> **Exercise prompt**: Rewrite everything in the listing from the line containing "x-tick-1: 2026 bbox=[238, 433, 286, 455]" down to the line containing "mohw-name: 보건복지부 bbox=[220, 672, 280, 688]", replacing "callout" with "annotation" and leaving everything else unchanged.

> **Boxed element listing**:
• • • • •

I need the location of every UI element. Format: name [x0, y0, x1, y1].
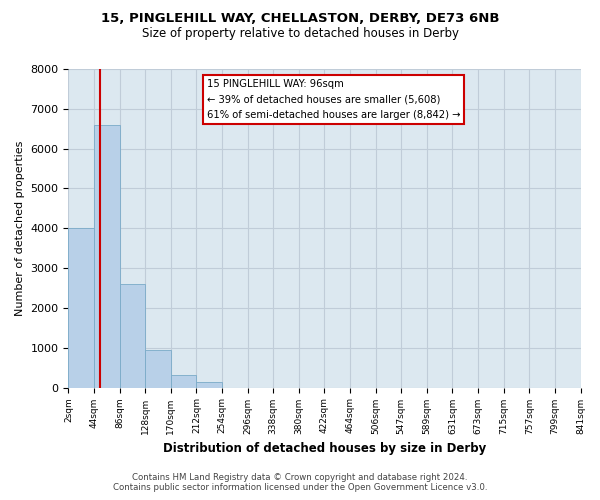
Y-axis label: Number of detached properties: Number of detached properties — [15, 140, 25, 316]
Bar — [119, 284, 145, 388]
Bar — [145, 350, 171, 388]
Text: Contains HM Land Registry data © Crown copyright and database right 2024.
Contai: Contains HM Land Registry data © Crown c… — [113, 473, 487, 492]
Bar — [196, 382, 222, 388]
Text: 15, PINGLEHILL WAY, CHELLASTON, DERBY, DE73 6NB: 15, PINGLEHILL WAY, CHELLASTON, DERBY, D… — [101, 12, 499, 26]
X-axis label: Distribution of detached houses by size in Derby: Distribution of detached houses by size … — [163, 442, 486, 455]
Bar — [171, 375, 196, 388]
Bar — [94, 124, 119, 388]
Text: Size of property relative to detached houses in Derby: Size of property relative to detached ho… — [142, 28, 458, 40]
Text: 15 PINGLEHILL WAY: 96sqm
← 39% of detached houses are smaller (5,608)
61% of sem: 15 PINGLEHILL WAY: 96sqm ← 39% of detach… — [206, 78, 460, 120]
Bar — [68, 228, 94, 388]
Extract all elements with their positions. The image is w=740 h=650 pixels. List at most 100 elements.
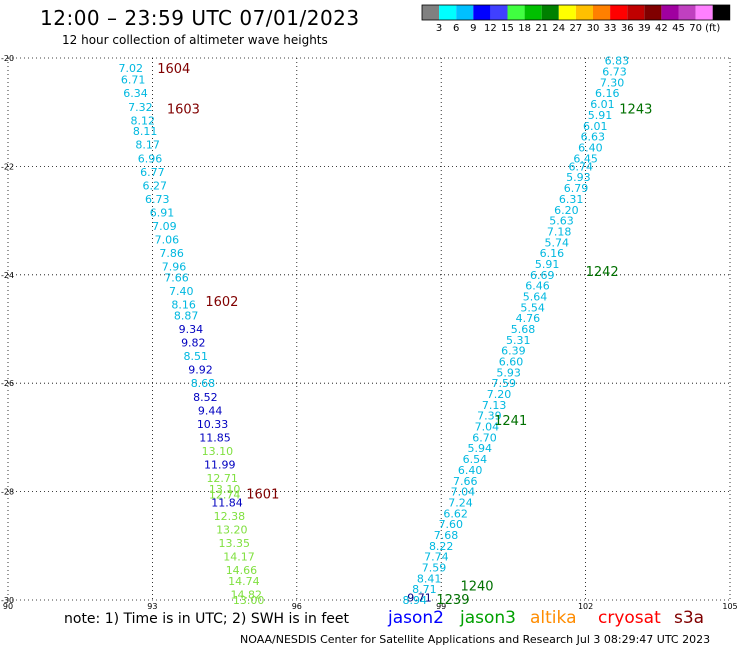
wave-height-label: 7.20 xyxy=(487,388,512,401)
wave-height-label: 5.68 xyxy=(511,323,536,336)
legend-jason2: jason2 xyxy=(388,608,444,628)
wave-height-label: 5.63 xyxy=(549,215,574,228)
wave-height-label: 7.59 xyxy=(492,377,517,390)
pass-time-label: 1602 xyxy=(205,295,238,310)
wave-height-label: 7.18 xyxy=(547,225,572,238)
pass-time-label: 1242 xyxy=(586,265,619,280)
wave-height-label: 6.77 xyxy=(140,166,165,179)
wave-height-label: 5.74 xyxy=(544,236,569,249)
colorbar-swatch xyxy=(575,5,593,20)
y-tick-label: -30 xyxy=(1,596,14,605)
chart-title: 12:00 – 23:59 UTC 07/01/2023 xyxy=(40,6,360,30)
x-tick-label: 105 xyxy=(722,602,737,611)
legend-s3a: s3a xyxy=(674,608,705,628)
wave-height-label: 6.62 xyxy=(443,507,468,520)
colorbar-label: 24 xyxy=(552,23,565,34)
wave-height-label: 5.91 xyxy=(588,109,613,122)
wave-height-label: 5.94 xyxy=(467,442,492,455)
wave-height-label: 6.83 xyxy=(605,55,630,68)
wave-height-label: 9.82 xyxy=(181,337,206,350)
wave-height-label: 5.31 xyxy=(506,334,531,347)
wave-height-label: 7.32 xyxy=(128,101,153,114)
wave-height-label: 8.87 xyxy=(174,309,199,322)
wave-height-label: 8.94 xyxy=(402,594,427,607)
y-tick-label: -20 xyxy=(1,54,14,63)
wave-height-label: 13.10 xyxy=(202,445,234,458)
wave-height-label: 6.73 xyxy=(602,66,627,79)
wave-height-label: 6.39 xyxy=(501,345,526,358)
pass-time-label: 1241 xyxy=(494,414,527,429)
wave-height-label: 12.74 xyxy=(209,488,241,501)
wave-height-label: 14.82 xyxy=(231,589,263,602)
wave-height-label: 14.17 xyxy=(223,551,255,564)
wave-height-label: 7.96 xyxy=(162,261,187,274)
wave-height-label: 7.66 xyxy=(453,475,478,488)
wave-height-label: 13.10 xyxy=(209,483,241,496)
pass-time-label: 1601 xyxy=(246,487,279,502)
wave-height-label: 8.16 xyxy=(171,299,196,312)
wave-height-label: 5.91 xyxy=(535,258,560,271)
x-tick-label: 96 xyxy=(292,602,302,611)
wave-height-label: 8.51 xyxy=(183,350,208,363)
colorbar-label: 6 xyxy=(453,23,459,34)
wave-height-label: 7.74 xyxy=(424,551,449,564)
x-tick-label: 102 xyxy=(578,602,593,611)
wave-height-label: 13.35 xyxy=(218,537,250,550)
colorbar-label: 12 xyxy=(484,23,497,34)
wave-height-label: 7.40 xyxy=(169,285,194,298)
wave-height-label: 8.68 xyxy=(191,377,216,390)
colorbar-label: 36 xyxy=(621,23,634,34)
wave-height-label: 13.00 xyxy=(233,594,265,607)
colorbar-label: 30 xyxy=(587,23,600,34)
colorbar-label: 27 xyxy=(570,23,583,34)
x-tick-label: 99 xyxy=(436,602,446,611)
wave-height-label: 6.31 xyxy=(559,193,584,206)
wave-height-label: 8.12 xyxy=(131,114,156,127)
wave-height-label: 9.44 xyxy=(198,404,223,417)
colorbar-swatch xyxy=(524,5,542,20)
wave-height-label: 6.79 xyxy=(564,182,589,195)
colorbar-label: 9 xyxy=(470,23,476,34)
wave-height-label: 11.99 xyxy=(204,459,236,472)
colorbar-swatch xyxy=(695,5,713,20)
y-tick-label: -24 xyxy=(1,271,14,280)
colorbar-label: 70 xyxy=(689,23,702,34)
wave-height-label: 5.64 xyxy=(523,290,548,303)
colorbar-swatch xyxy=(422,5,440,20)
wave-height-label: 6.40 xyxy=(458,464,483,477)
wave-height-label: 6.01 xyxy=(590,98,615,111)
pass-time-label: 1603 xyxy=(167,102,200,117)
colorbar-swatch xyxy=(490,5,508,20)
colorbar-swatch xyxy=(644,5,662,20)
colorbar-label: 39 xyxy=(638,23,651,34)
colorbar-swatch xyxy=(610,5,628,20)
wave-height-label: 7.02 xyxy=(118,62,143,75)
wave-height-label: 7.24 xyxy=(448,496,473,509)
y-tick-label: -28 xyxy=(1,488,14,497)
colorbar-swatch xyxy=(627,5,645,20)
wave-height-label: 6.01 xyxy=(583,120,608,133)
wave-height-label: 7.04 xyxy=(475,421,500,434)
wave-height-label: 4.76 xyxy=(516,312,541,325)
pass-time-label: 1239 xyxy=(436,593,469,608)
wave-height-label: 8.17 xyxy=(135,139,160,152)
wave-height-label: 12.71 xyxy=(206,472,238,485)
wave-height-label: 11.85 xyxy=(199,431,231,444)
colorbar-label: 42 xyxy=(655,23,668,34)
wave-height-label: 6.71 xyxy=(121,74,146,87)
wave-height-label: 5.54 xyxy=(520,301,545,314)
wave-height-label: 9.34 xyxy=(179,323,204,336)
colorbar-swatch xyxy=(678,5,696,20)
legend-altika: altika xyxy=(530,608,577,628)
wave-height-label: 7.30 xyxy=(600,76,625,89)
wave-height-label: 6.45 xyxy=(573,152,598,165)
wave-height-label: 7.39 xyxy=(477,410,502,423)
colorbar-label: 33 xyxy=(604,23,617,34)
wave-height-label: 6.70 xyxy=(472,431,497,444)
wave-height-label: 7.09 xyxy=(152,220,177,233)
wave-height-label: 14.74 xyxy=(228,575,260,588)
wave-height-label: 6.16 xyxy=(595,87,620,100)
x-tick-label: 93 xyxy=(147,602,157,611)
wave-height-label: 6.46 xyxy=(525,280,550,293)
colorbar-label: 21 xyxy=(535,23,548,34)
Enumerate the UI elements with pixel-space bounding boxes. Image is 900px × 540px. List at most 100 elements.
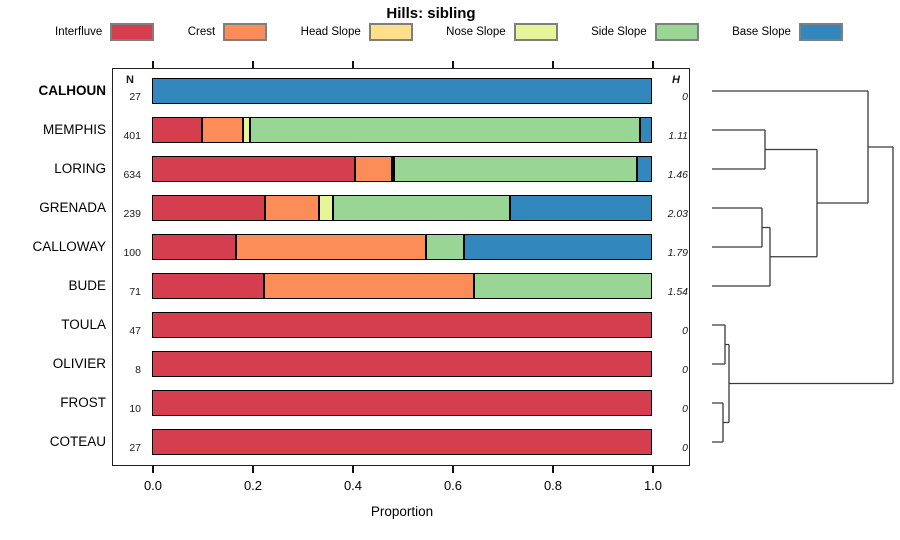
h-value: 0 [682,364,688,376]
bar-segment-side-slope [249,117,640,143]
h-value: 1.46 [667,169,688,181]
n-value: 71 [129,286,141,298]
row-label: OLIVIER [52,356,106,371]
axis-tick-bottom [652,466,654,473]
axis-tick-label: 0.2 [243,478,263,493]
legend-label: Base Slope [732,26,791,38]
bar-row [152,78,652,104]
h-value: 0 [682,403,688,415]
legend-swatch-interfluve [110,23,155,41]
row-label: FROST [60,395,106,410]
row-label: CALLOWAY [32,239,106,254]
legend-item: Interfluve [55,23,155,41]
n-value: 100 [123,247,141,259]
n-value: 239 [123,208,141,220]
bar-row [152,156,652,182]
bar-segment-side-slope [394,156,637,182]
axis-tick-bottom [352,466,354,473]
legend: Interfluve Crest Head Slope Nose Slope Side … [55,23,843,41]
h-value: 1.79 [667,247,688,259]
h-value: 2.03 [667,208,688,220]
axis-tick-label: 0.0 [143,478,163,493]
legend-item: Base Slope [732,23,843,41]
row-label: COTEAU [49,434,106,449]
legend-item: Head Slope [301,23,413,41]
axis-title: Proportion [370,504,434,519]
bar-row [152,234,652,260]
bar-segment-side-slope [333,195,510,221]
legend-item: Side Slope [591,23,699,41]
bar-segment-crest [202,117,243,143]
h-value: 0 [682,91,688,103]
bar-segment-crest [354,156,392,182]
bar-segment-nose-slope [243,117,250,143]
n-value: 27 [129,442,141,454]
chart-title: Hills: sibling [386,5,476,22]
n-column-header: N [126,74,134,86]
bar-segment-side-slope [425,234,464,260]
axis-tick-top [552,61,554,68]
axis-tick-label: 0.4 [343,478,363,493]
legend-label: Nose Slope [446,26,506,38]
bar-segment-crest [265,195,319,221]
h-column-header: H [672,74,680,86]
n-value: 27 [129,91,141,103]
axis-tick-top [652,61,654,68]
bar-segment-nose-slope [318,195,333,221]
row-label: CALHOUN [38,83,107,98]
axis-tick-top [252,61,254,68]
legend-item: Crest [187,23,268,41]
h-value: 0 [682,325,688,337]
bar-segment-crest [263,273,474,299]
bar-segment-crest [235,234,426,260]
legend-swatch-head-slope [368,23,413,41]
bar-segment-base-slope [639,117,652,143]
bar-row [152,117,652,143]
bar-row [152,351,652,377]
legend-swatch-base-slope [798,23,843,41]
legend-label: Head Slope [300,26,361,38]
h-value: 1.54 [667,286,688,298]
axis-tick-label: 1.0 [643,478,663,493]
bar-segment-interfluve [152,234,236,260]
bar-segment-base-slope [637,156,652,182]
bar-segment-interfluve [152,117,202,143]
bar-segment-base-slope [464,234,652,260]
bar-segment-interfluve [152,273,264,299]
n-value: 10 [129,403,141,415]
axis-tick-bottom [452,466,454,473]
n-value: 47 [129,325,141,337]
axis-tick-bottom [552,466,554,473]
plot-area [112,68,690,466]
bar-row [152,195,652,221]
bar-row [152,390,652,416]
n-value: 401 [123,130,141,142]
axis-tick-top [352,61,354,68]
n-value: 634 [123,169,141,181]
bar-row [152,273,652,299]
axis-tick-top [452,61,454,68]
bar-segment-side-slope [473,273,652,299]
legend-item: Nose Slope [446,23,558,41]
bar-segment-nose-slope [392,156,394,182]
h-value: 1.11 [668,130,688,142]
axis-tick-bottom [152,466,154,473]
axis-tick-label: 0.6 [443,478,463,493]
legend-swatch-nose-slope [513,23,558,41]
row-label: GRENADA [39,200,106,215]
bar-segment-interfluve [152,351,652,377]
axis-tick-bottom [252,466,254,473]
legend-swatch-crest [223,23,268,41]
axis-tick-label: 0.8 [543,478,563,493]
legend-label: Crest [187,26,216,38]
axis-tick-top [152,61,154,68]
bar-segment-interfluve [152,312,652,338]
h-value: 0 [682,442,688,454]
bar-segment-interfluve [152,390,652,416]
dendrogram-lines [712,90,894,443]
legend-label: Side Slope [591,26,647,38]
bar-segment-base-slope [509,195,652,221]
bar-row [152,312,652,338]
bar-segment-base-slope [152,78,652,104]
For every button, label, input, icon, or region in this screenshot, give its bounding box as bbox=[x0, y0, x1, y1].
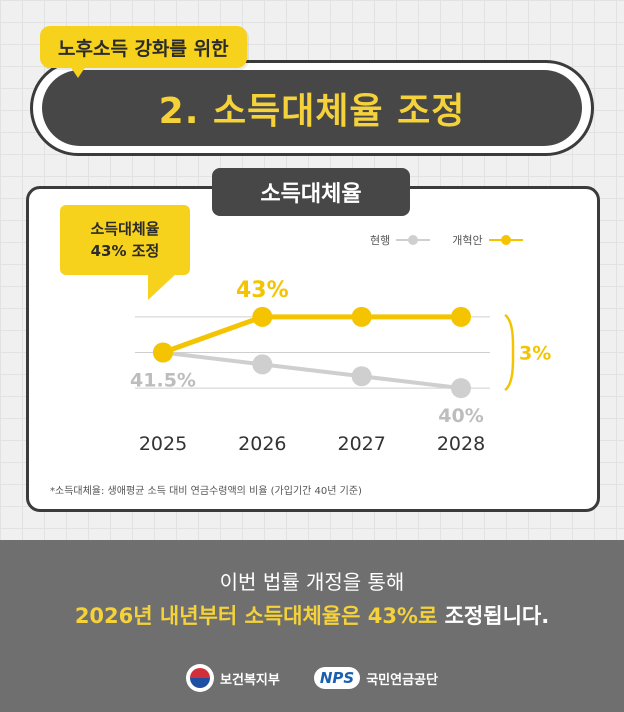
x-tick-1: 2026 bbox=[238, 433, 286, 455]
series-line-1 bbox=[162, 314, 461, 355]
gap-bracket: 3% bbox=[504, 313, 551, 392]
callout-line2: 43% 조정 bbox=[90, 242, 160, 260]
label-reform-2026: 43% bbox=[236, 278, 289, 303]
callout-line1: 소득대체율 bbox=[90, 220, 160, 238]
legend-reform-swatch bbox=[488, 235, 523, 245]
page-title: 2. 소득대체율 조정 bbox=[159, 82, 466, 134]
point-s0-3 bbox=[451, 378, 471, 399]
point-s1-1 bbox=[252, 306, 273, 327]
point-s1-0 bbox=[153, 342, 173, 363]
x-tick-0: 2025 bbox=[139, 433, 187, 455]
callout-tail bbox=[148, 272, 178, 300]
legend-current-label: 현행 bbox=[370, 234, 391, 247]
callout-box: 소득대체율 43% 조정 bbox=[60, 205, 190, 275]
x-tick-2: 2027 bbox=[337, 433, 385, 455]
point-s0-2 bbox=[351, 366, 372, 387]
x-tick-3: 2028 bbox=[437, 433, 485, 455]
nps-mark: NPS bbox=[313, 667, 361, 689]
gap-bracket-path bbox=[504, 313, 515, 392]
data-labels: 43% 41.5% 40% bbox=[130, 278, 484, 427]
series-points bbox=[153, 306, 471, 399]
mohw-name: 보건복지부 bbox=[220, 672, 280, 688]
footnote: *소득대체율: 생애평균 소득 대비 연금수령액의 비율 (가입기간 40년 기… bbox=[50, 486, 362, 497]
label-gap: 3% bbox=[519, 343, 551, 365]
label-current-2028: 40% bbox=[438, 405, 483, 427]
legend-current-swatch bbox=[396, 235, 431, 245]
point-s1-2 bbox=[351, 306, 372, 327]
title-number: 2. bbox=[158, 91, 200, 132]
series-line-0 bbox=[162, 350, 462, 391]
title-banner: 2. 소득대체율 조정 bbox=[42, 70, 582, 146]
point-s1-3 bbox=[451, 306, 471, 327]
chart-title-tab: 소득대체율 bbox=[212, 168, 410, 216]
bottom-band bbox=[0, 540, 624, 712]
title-text: 소득대체율 조정 bbox=[212, 91, 466, 132]
nps-logo: NPS 국민연금공단 bbox=[313, 667, 438, 689]
point-s0-1 bbox=[252, 354, 273, 375]
line-chart: 2025 2026 2027 2028 43% 41.5% 40% 3% bbox=[130, 278, 551, 455]
subtitle-tag: 노후소득 강화를 위한 bbox=[40, 26, 247, 78]
x-axis-ticks: 2025 2026 2027 2028 bbox=[139, 433, 485, 455]
legend: 현행 개혁안 bbox=[370, 230, 523, 250]
bottom-highlight: 2026년 내년부터 소득대체율은 43%로 bbox=[74, 604, 438, 628]
legend-reform-label: 개혁안 bbox=[452, 234, 483, 247]
mohw-logo: 보건복지부 bbox=[186, 664, 280, 692]
bottom-line1: 이번 법률 개정을 통해 bbox=[219, 570, 405, 594]
label-current-2025: 41.5% bbox=[130, 370, 196, 392]
series-lines bbox=[162, 314, 462, 391]
taegeuk-icon bbox=[186, 664, 215, 692]
bottom-line2: 2026년 내년부터 소득대체율은 43%로 조정됩니다. bbox=[0, 600, 624, 630]
bottom-rest: 조정됩니다. bbox=[437, 604, 550, 628]
nps-name: 국민연금공단 bbox=[366, 672, 438, 688]
logos: 보건복지부 NPS 국민연금공단 bbox=[0, 660, 624, 696]
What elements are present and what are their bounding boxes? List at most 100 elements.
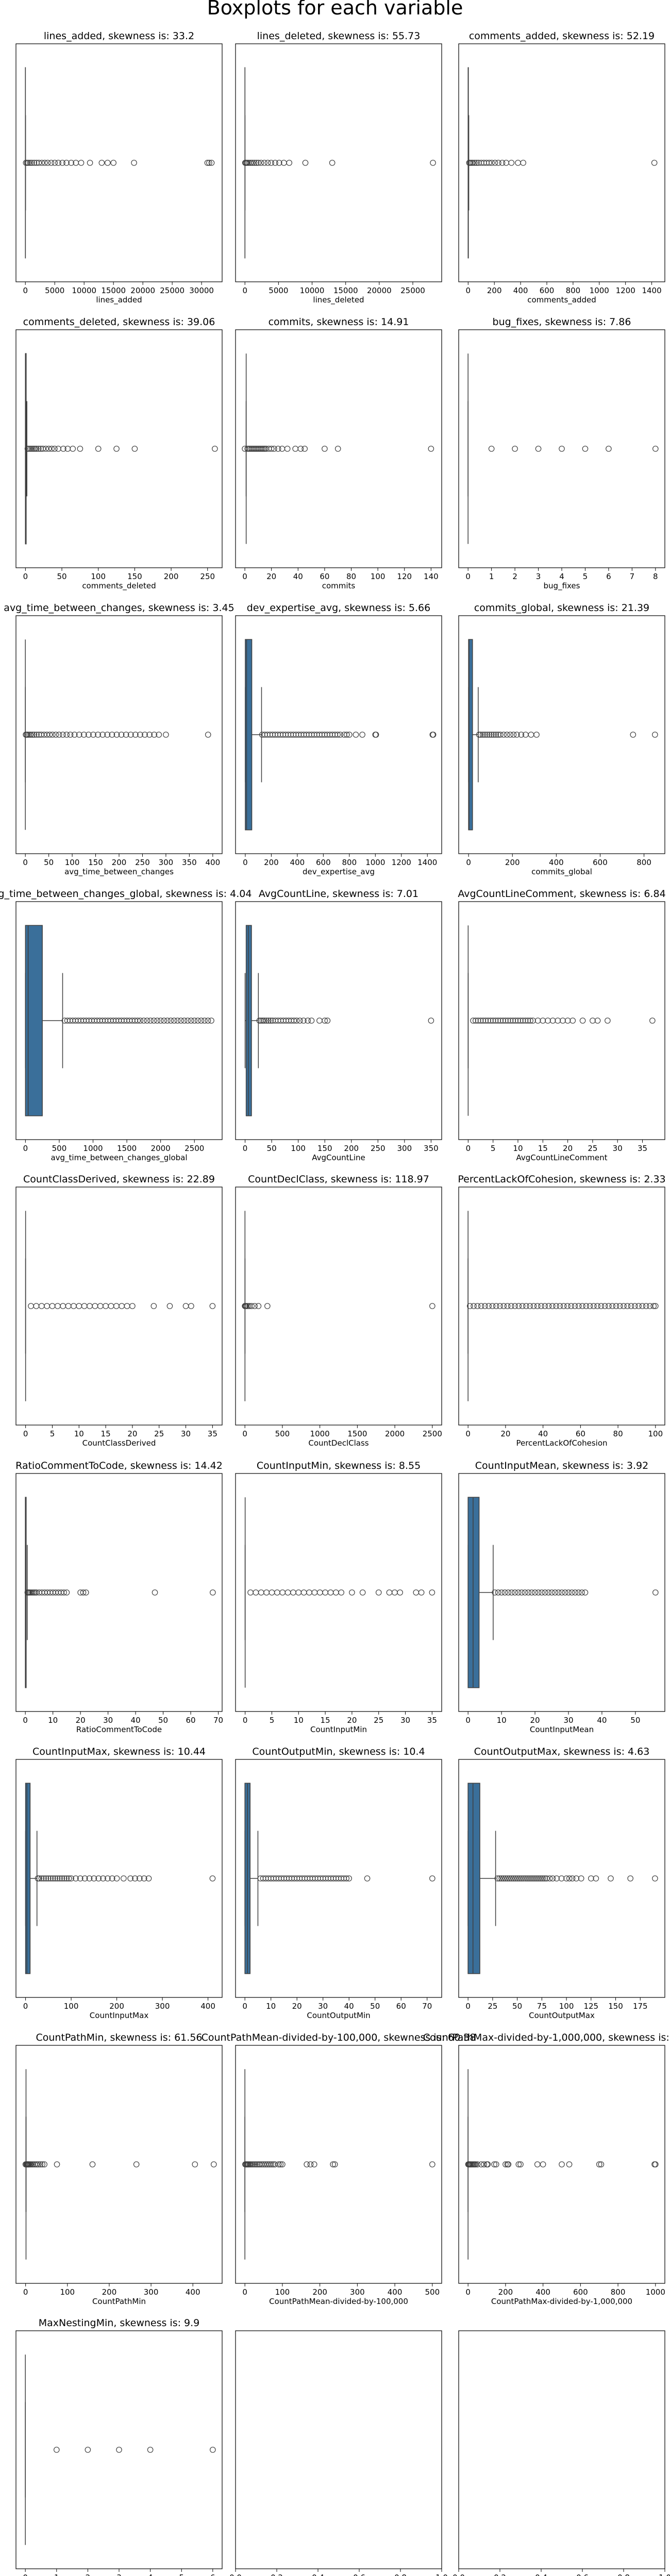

• • • • •

> **Task output**:
x-tick-1: 2026 bbox=[238, 433, 286, 455]
series-line-1 bbox=[162, 314, 461, 355]
gap-bracket: 3% bbox=[504, 313, 551, 392]
annotation-line2: 43% 조정 bbox=[90, 242, 160, 260]
label-reform-2026: 43% bbox=[236, 278, 289, 303]
annotation-line1: 소득대체율 bbox=[90, 220, 160, 238]
legend-reform-swatch bbox=[488, 235, 523, 245]
page-title: 2. 소득대체율 조정 bbox=[159, 82, 466, 134]
point-s0-3 bbox=[451, 378, 471, 399]
point-s1-1 bbox=[252, 306, 273, 327]
point-s1-0 bbox=[153, 342, 173, 363]
x-tick-0: 2025 bbox=[139, 433, 187, 455]
annotation-tail bbox=[148, 272, 178, 300]
legend-current-label: 현행 bbox=[370, 234, 391, 247]
annotation-box: 소득대체율 43% 조정 bbox=[60, 205, 190, 275]
x-tick-2: 2027 bbox=[337, 433, 385, 455]
point-s0-2 bbox=[351, 366, 372, 387]
x-tick-3: 2028 bbox=[437, 433, 485, 455]
nps-mark: NPS bbox=[313, 667, 361, 689]
gap-bracket-path bbox=[504, 313, 515, 392]
data-labels: 43% 41.5% 40% bbox=[130, 278, 484, 427]
series-points bbox=[153, 306, 471, 399]
mohw-name: 보건복지부 bbox=[220, 672, 280, 688]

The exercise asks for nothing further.